** Begin Material for the task **
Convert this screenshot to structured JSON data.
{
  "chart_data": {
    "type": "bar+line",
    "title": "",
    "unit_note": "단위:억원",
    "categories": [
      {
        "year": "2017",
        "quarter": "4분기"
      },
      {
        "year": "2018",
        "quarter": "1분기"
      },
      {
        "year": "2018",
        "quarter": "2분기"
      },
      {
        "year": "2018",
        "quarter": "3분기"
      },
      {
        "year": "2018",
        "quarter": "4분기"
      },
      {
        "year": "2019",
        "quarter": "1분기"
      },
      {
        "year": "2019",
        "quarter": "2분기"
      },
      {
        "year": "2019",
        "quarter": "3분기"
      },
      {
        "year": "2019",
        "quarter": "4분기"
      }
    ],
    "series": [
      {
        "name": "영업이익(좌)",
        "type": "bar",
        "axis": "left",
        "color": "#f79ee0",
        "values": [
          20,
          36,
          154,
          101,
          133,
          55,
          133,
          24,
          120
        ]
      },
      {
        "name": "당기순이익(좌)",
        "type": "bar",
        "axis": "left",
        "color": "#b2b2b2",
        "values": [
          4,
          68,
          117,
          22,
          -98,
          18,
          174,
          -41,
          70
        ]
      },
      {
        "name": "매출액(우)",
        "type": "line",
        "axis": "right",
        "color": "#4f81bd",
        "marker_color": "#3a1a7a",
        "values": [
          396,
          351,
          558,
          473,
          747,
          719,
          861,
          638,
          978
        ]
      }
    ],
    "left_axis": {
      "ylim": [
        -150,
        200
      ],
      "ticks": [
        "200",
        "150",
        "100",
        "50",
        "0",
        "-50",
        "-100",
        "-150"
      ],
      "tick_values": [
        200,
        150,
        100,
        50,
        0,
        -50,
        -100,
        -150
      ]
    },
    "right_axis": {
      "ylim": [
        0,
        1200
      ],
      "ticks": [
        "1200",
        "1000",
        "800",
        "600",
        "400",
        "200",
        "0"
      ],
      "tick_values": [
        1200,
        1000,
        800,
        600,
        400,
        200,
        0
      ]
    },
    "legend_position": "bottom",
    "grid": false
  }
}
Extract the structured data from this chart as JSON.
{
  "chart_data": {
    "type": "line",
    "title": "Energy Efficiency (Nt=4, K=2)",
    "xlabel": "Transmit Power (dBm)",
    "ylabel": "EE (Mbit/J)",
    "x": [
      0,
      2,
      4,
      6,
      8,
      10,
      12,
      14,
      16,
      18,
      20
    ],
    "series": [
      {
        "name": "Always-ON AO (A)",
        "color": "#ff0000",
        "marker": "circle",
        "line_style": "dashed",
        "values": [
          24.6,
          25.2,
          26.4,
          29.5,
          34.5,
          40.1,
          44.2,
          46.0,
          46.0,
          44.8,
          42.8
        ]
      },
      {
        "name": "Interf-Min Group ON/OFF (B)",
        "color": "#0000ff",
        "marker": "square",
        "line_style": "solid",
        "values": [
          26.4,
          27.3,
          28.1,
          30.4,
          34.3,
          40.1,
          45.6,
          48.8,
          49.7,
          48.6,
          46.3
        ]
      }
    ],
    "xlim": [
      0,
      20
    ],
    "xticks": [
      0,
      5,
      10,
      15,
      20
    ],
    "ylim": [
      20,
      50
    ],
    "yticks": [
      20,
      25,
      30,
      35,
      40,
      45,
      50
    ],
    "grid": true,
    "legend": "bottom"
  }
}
** End Material for the task **
◆ **Directions for this task**
Extract the complete listing above, reproducing each line exactly.

◆ **Exercise solution**
Convert this screenshot to structured JSON data.
{
  "chart_data": {
    "type": "bar+line",
    "title": "",
    "unit_note": "단위:억원",
    "categories": [
      {
        "year": "2017",
        "quarter": "4분기"
      },
      {
        "year": "2018",
        "quarter": "1분기"
      },
      {
        "year": "2018",
        "quarter": "2분기"
      },
      {
        "year": "2018",
        "quarter": "3분기"
      },
      {
        "year": "2018",
        "quarter": "4분기"
      },
      {
        "year": "2019",
        "quarter": "1분기"
      },
      {
        "year": "2019",
        "quarter": "2분기"
      },
      {
        "year": "2019",
        "quarter": "3분기"
      },
      {
        "year": "2019",
        "quarter": "4분기"
      }
    ],
    "series": [
      {
        "name": "영업이익(좌)",
        "type": "bar",
        "axis": "left",
        "color": "#f79ee0",
        "values": [
          20,
          36,
          154,
          101,
          133,
          55,
          133,
          24,
          120
        ]
      },
      {
        "name": "당기순이익(좌)",
        "type": "bar",
        "axis": "left",
        "color": "#b2b2b2",
        "values": [
          4,
          68,
          117,
          22,
          -98,
          18,
          174,
          -41,
          70
        ]
      },
      {
        "name": "매출액(우)",
        "type": "line",
        "axis": "right",
        "color": "#4f81bd",
        "marker_color": "#3a1a7a",
        "values": [
          396,
          351,
          558,
          473,
          747,
          719,
          861,
          638,
          978
        ]
      }
    ],
    "left_axis": {
      "ylim": [
        -150,
        200
      ],
      "ticks": [
        "200",
        "150",
        "100",
        "50",
        "0",
        "-50",
        "-100",
        "-150"
      ],
      "tick_values": [
        200,
        150,
        100,
        50,
        0,
        -50,
        -100,
        -150
      ]
    },
    "right_axis": {
      "ylim": [
        0,
        1200
      ],
      "ticks": [
        "1200",
        "1000",
        "800",
        "600",
        "400",
        "200",
        "0"
      ],
      "tick_values": [
        1200,
        1000,
        800,
        600,
        400,
        200,
        0
      ]
    },
    "legend_position": "bottom",
    "grid": false
  }
}
Extract the structured data from this chart as JSON.
{
  "chart_data": {
    "type": "line",
    "title": "Energy Efficiency (Nt=4, K=2)",
    "xlabel": "Transmit Power (dBm)",
    "ylabel": "EE (Mbit/J)",
    "x": [
      0,
      2,
      4,
      6,
      8,
      10,
      12,
      14,
      16,
      18,
      20
    ],
    "series": [
      {
        "name": "Always-ON AO (A)",
        "color": "#ff0000",
        "marker": "circle",
        "line_style": "dashed",
        "values": [
          24.6,
          25.2,
          26.4,
          29.5,
          34.5,
          40.1,
          44.2,
          46.0,
          46.0,
          44.8,
          42.8
        ]
      },
      {
        "name": "Interf-Min Group ON/OFF (B)",
        "color": "#0000ff",
        "marker": "square",
        "line_style": "solid",
        "values": [
          26.4,
          27.3,
          28.1,
          30.4,
          34.3,
          40.1,
          45.6,
          48.8,
          49.7,
          48.6,
          46.3
        ]
      }
    ],
    "xlim": [
      0,
      20
    ],
    "xticks": [
      0,
      5,
      10,
      15,
      20
    ],
    "ylim": [
      20,
      50
    ],
    "yticks": [
      20,
      25,
      30,
      35,
      40,
      45,
      50
    ],
    "grid": true,
    "legend": "bottom"
  }
}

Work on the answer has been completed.